> Requirement
Read the listing and extract each line that includes the word "patient".

(Excerpts from a figure dataset)
* START *

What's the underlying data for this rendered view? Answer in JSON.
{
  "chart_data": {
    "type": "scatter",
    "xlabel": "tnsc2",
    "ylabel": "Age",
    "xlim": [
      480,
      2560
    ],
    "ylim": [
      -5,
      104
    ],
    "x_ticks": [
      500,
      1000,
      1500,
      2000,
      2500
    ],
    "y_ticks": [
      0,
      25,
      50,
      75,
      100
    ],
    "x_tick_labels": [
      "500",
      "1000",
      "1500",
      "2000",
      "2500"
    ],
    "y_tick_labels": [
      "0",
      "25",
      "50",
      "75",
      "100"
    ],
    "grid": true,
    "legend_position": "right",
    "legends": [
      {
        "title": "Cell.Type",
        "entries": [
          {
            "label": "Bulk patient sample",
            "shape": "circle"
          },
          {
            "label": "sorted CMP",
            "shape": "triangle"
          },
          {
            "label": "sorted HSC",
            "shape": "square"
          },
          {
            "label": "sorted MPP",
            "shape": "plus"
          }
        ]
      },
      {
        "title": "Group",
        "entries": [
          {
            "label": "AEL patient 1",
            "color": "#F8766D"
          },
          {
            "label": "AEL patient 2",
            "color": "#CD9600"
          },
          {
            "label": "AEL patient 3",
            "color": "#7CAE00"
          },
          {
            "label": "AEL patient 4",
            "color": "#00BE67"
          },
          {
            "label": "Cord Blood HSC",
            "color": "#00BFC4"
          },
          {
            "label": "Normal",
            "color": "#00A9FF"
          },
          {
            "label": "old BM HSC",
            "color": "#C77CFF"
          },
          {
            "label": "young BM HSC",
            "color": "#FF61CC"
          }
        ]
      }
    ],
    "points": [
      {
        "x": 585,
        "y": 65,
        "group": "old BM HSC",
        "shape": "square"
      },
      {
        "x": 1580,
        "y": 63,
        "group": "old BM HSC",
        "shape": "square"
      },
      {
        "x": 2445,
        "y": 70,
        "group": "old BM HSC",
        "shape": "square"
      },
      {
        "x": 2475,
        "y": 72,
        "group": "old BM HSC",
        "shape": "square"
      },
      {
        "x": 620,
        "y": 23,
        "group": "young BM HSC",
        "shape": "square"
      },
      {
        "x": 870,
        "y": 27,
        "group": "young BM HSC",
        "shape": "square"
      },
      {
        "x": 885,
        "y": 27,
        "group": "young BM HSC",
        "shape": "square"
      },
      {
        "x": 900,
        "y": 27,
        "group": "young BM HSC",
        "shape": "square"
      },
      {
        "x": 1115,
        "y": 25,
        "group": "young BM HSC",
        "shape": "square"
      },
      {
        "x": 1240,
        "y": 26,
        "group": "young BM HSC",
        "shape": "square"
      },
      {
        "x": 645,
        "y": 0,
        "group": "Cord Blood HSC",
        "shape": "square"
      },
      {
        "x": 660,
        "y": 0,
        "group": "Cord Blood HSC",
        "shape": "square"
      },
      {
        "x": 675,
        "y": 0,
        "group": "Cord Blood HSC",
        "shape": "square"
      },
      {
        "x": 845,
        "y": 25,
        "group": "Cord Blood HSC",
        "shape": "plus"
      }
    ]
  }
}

* END *

> Response
            "label": "Bulk patient sample",
            "label": "AEL patient 1",
            "label": "AEL patient 2",
            "label": "AEL patient 3",
            "label": "AEL patient 4",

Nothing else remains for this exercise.